BEGIN Records for the task

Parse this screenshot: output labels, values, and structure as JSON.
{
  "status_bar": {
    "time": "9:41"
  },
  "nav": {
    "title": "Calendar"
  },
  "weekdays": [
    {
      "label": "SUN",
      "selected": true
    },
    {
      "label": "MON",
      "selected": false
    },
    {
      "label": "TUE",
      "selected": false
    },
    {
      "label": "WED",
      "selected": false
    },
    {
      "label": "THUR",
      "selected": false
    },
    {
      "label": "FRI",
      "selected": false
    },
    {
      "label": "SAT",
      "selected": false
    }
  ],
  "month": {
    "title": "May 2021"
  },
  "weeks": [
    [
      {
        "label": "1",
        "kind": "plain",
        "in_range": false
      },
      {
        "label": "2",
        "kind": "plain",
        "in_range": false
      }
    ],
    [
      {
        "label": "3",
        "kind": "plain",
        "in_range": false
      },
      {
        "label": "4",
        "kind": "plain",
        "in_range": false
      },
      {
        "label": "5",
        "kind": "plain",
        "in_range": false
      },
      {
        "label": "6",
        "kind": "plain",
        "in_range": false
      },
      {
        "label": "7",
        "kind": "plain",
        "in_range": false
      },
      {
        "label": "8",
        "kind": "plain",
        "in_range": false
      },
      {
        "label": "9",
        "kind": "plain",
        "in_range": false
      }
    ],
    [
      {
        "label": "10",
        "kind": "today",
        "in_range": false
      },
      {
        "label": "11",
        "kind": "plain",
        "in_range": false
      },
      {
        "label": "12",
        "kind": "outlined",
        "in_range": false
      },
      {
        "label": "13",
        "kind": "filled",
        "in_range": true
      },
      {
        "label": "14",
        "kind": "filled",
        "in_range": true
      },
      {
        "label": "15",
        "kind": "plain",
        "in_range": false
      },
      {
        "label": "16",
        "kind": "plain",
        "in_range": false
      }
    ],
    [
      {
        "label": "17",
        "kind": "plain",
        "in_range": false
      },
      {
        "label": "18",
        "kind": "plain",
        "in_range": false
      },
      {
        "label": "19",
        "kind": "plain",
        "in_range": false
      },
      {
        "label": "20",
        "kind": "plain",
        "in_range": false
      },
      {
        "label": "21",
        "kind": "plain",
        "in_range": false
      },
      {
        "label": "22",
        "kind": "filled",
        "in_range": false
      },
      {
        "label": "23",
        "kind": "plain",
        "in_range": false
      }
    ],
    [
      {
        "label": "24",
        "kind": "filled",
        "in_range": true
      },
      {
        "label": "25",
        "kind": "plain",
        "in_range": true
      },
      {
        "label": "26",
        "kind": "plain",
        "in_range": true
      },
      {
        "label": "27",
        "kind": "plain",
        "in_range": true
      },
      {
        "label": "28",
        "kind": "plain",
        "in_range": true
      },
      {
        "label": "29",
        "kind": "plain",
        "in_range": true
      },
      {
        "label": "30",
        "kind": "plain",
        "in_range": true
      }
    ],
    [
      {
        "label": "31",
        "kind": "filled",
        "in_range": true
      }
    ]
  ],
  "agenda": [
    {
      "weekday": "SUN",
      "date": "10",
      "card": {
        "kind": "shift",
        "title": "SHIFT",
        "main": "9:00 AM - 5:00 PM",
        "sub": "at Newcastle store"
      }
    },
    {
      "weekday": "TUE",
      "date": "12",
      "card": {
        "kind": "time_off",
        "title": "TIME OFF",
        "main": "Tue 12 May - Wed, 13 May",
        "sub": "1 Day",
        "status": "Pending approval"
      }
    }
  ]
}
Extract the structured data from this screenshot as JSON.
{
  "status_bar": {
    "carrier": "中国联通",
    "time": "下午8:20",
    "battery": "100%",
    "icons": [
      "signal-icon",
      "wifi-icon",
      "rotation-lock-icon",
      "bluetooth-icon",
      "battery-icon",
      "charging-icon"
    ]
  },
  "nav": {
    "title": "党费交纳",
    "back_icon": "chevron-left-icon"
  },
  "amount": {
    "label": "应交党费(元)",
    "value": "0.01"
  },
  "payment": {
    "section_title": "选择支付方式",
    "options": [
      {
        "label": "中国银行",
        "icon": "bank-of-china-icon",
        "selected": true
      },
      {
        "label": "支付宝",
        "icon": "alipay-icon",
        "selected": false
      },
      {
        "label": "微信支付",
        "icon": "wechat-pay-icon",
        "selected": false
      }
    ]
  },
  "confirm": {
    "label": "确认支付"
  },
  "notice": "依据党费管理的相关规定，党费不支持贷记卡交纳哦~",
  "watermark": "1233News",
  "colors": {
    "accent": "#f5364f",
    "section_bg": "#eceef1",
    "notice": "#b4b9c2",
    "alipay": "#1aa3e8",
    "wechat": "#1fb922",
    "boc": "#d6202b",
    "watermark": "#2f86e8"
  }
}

END Records for the task

__Problem__
From the entries above, pull out each line that includes "notice".

__Solution for this exercise__
  "notice": "依据党费管理的相关规定，党费不支持贷记卡交纳哦~",
    "notice": "#b4b9c2",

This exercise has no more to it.